EXERCISE BRIEF:
Report how many lines of the following entries include the string "LIPNÍK"; respond with the number alone.

MATERIAL FOR THE TASK:

┄┄┄┄┄┄

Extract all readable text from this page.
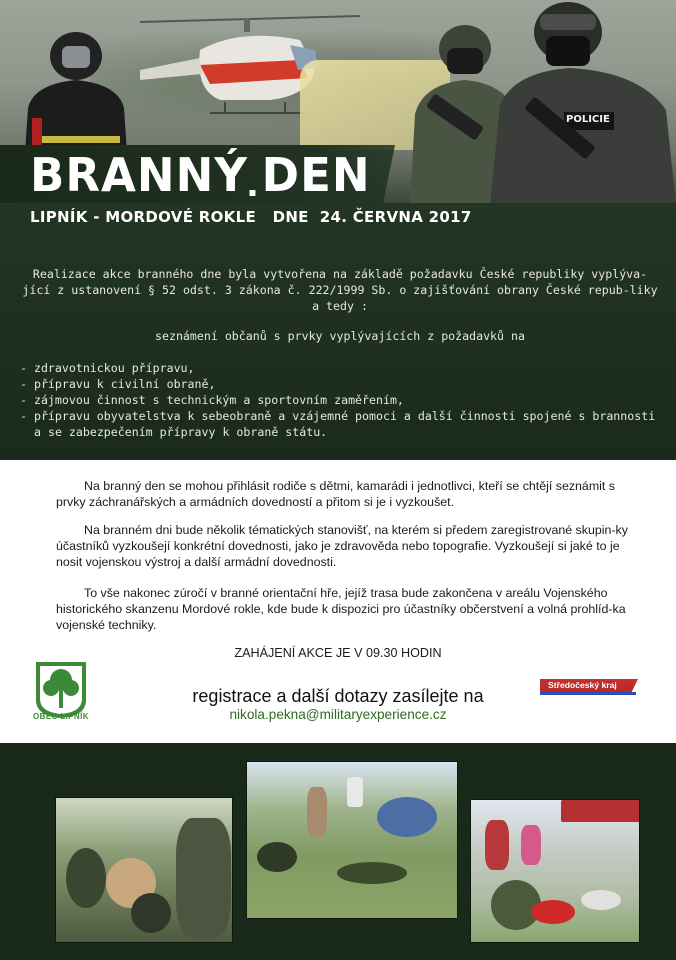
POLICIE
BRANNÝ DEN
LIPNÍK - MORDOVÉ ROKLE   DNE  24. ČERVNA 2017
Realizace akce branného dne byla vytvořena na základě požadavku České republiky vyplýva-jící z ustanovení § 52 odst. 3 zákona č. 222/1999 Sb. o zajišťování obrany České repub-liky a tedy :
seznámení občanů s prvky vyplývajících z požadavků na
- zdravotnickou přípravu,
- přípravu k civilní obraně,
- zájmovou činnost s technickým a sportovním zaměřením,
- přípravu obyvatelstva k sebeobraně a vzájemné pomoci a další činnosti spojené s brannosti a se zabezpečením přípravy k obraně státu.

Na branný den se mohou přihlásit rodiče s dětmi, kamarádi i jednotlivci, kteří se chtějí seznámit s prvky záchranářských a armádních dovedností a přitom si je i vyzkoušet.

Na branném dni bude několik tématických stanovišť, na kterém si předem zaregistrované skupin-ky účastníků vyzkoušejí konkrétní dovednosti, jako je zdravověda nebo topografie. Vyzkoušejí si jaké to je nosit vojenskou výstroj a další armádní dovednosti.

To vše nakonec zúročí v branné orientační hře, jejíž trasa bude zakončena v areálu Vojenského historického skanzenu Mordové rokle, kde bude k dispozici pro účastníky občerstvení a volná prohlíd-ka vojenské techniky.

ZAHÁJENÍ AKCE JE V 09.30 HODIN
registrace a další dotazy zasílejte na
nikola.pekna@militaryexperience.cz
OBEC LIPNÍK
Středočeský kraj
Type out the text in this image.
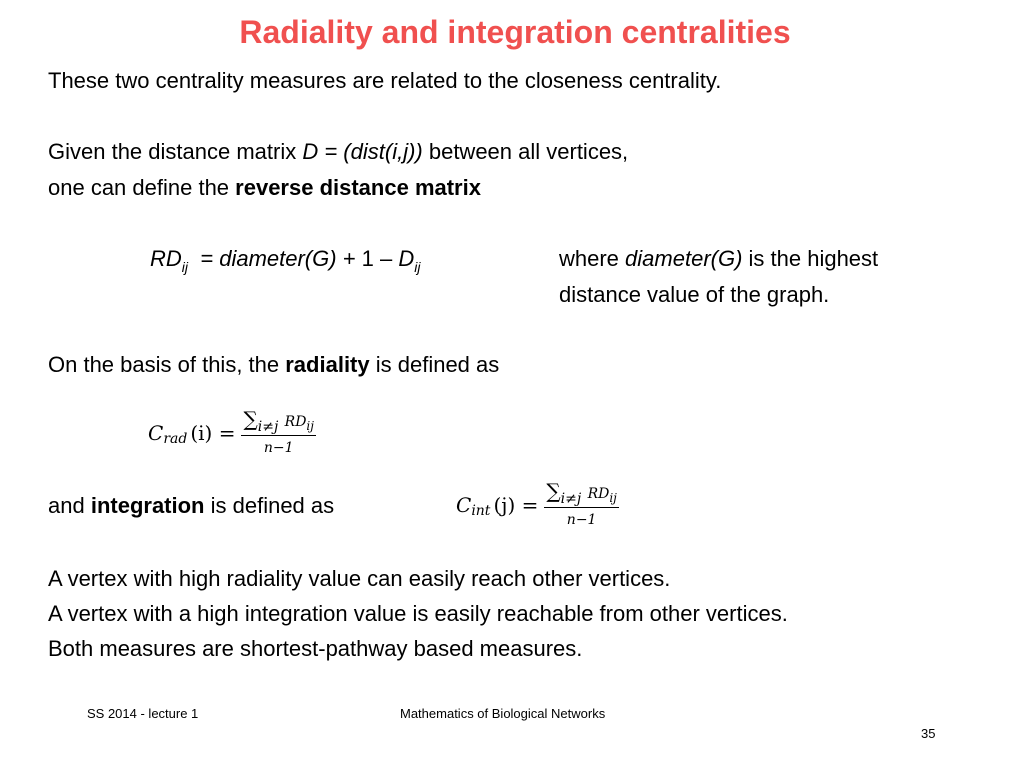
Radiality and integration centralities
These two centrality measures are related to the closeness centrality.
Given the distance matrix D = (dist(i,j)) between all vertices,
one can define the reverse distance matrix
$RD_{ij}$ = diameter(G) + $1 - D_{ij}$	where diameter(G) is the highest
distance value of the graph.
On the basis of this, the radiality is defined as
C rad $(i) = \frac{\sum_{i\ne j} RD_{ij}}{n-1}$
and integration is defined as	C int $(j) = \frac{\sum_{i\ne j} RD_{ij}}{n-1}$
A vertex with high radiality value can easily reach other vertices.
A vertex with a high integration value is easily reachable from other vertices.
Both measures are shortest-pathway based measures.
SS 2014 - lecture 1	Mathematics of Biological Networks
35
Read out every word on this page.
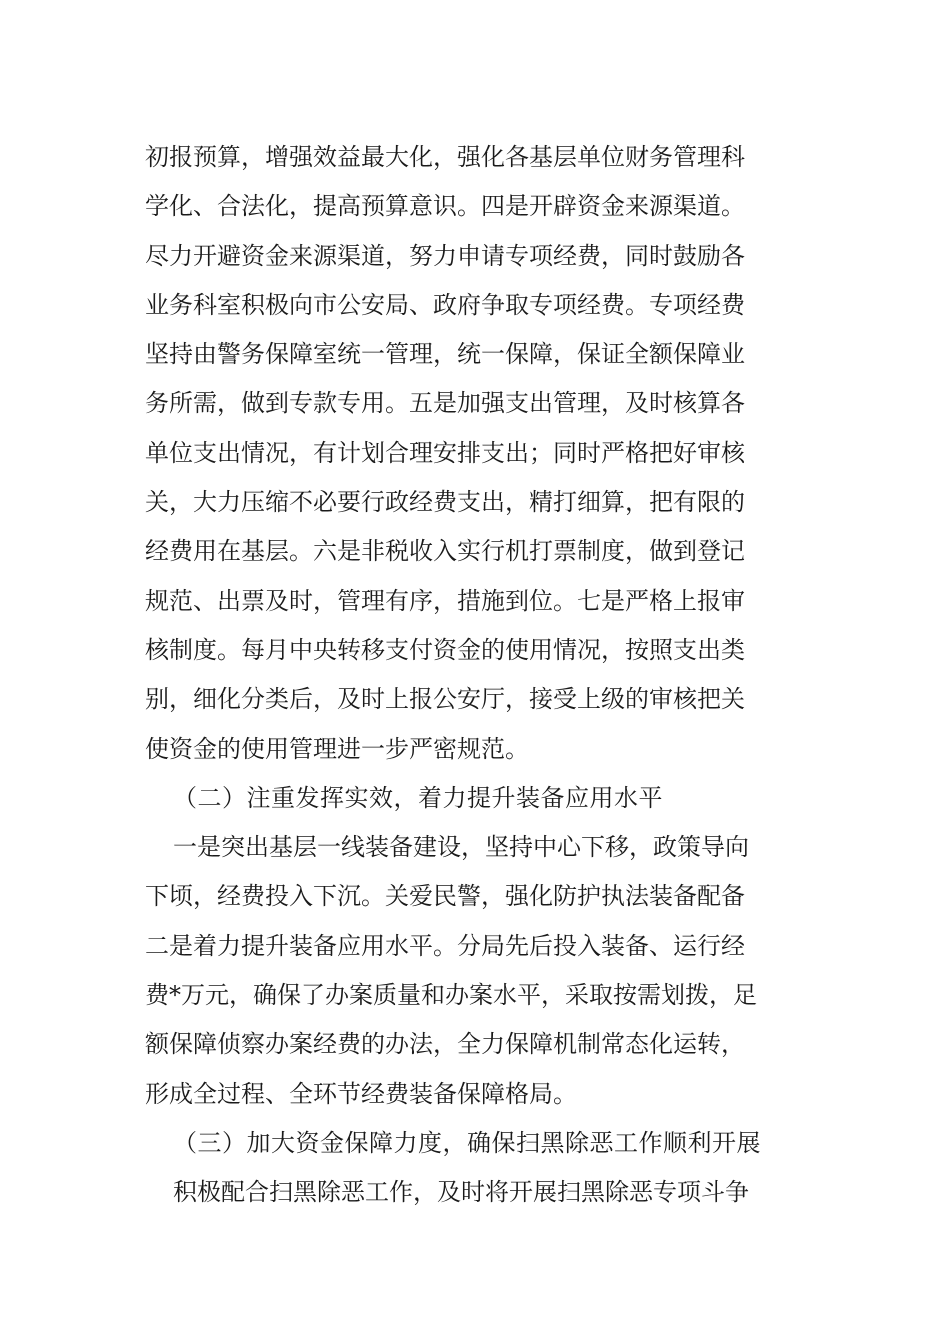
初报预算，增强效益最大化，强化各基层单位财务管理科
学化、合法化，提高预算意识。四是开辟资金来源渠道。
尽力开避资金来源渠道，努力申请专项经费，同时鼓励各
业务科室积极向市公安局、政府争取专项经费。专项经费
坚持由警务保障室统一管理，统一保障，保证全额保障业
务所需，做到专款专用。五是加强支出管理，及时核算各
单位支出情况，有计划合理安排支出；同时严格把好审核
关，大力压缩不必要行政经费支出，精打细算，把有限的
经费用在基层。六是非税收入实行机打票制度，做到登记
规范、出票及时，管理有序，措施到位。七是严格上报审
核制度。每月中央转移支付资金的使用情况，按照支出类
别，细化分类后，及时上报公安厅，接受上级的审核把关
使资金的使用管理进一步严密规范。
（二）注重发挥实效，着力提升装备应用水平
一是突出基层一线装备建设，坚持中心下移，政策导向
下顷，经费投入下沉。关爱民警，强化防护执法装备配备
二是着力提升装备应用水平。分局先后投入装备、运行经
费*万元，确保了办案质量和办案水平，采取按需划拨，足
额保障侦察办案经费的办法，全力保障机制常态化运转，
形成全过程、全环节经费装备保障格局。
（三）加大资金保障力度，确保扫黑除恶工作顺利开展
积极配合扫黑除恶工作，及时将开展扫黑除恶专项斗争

┄┄┄┄┄┄

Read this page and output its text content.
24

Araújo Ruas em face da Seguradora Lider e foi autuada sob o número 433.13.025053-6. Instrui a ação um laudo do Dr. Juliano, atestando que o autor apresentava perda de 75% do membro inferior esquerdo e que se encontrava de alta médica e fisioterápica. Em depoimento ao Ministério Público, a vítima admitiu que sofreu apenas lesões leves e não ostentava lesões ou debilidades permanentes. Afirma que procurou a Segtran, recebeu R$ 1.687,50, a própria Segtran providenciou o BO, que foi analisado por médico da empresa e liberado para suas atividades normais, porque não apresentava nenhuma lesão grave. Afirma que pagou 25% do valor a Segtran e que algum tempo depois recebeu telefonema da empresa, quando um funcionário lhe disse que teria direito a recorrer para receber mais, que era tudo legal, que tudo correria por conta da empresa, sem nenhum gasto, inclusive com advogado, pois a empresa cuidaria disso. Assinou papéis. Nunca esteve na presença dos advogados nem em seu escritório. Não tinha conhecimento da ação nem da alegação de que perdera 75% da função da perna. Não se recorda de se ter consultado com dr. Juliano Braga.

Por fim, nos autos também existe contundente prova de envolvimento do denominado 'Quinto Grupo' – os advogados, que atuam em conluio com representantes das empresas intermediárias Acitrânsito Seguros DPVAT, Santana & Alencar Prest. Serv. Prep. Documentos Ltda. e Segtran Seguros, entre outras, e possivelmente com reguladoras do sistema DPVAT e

┄┄┄┄┄┄

REPLY:
2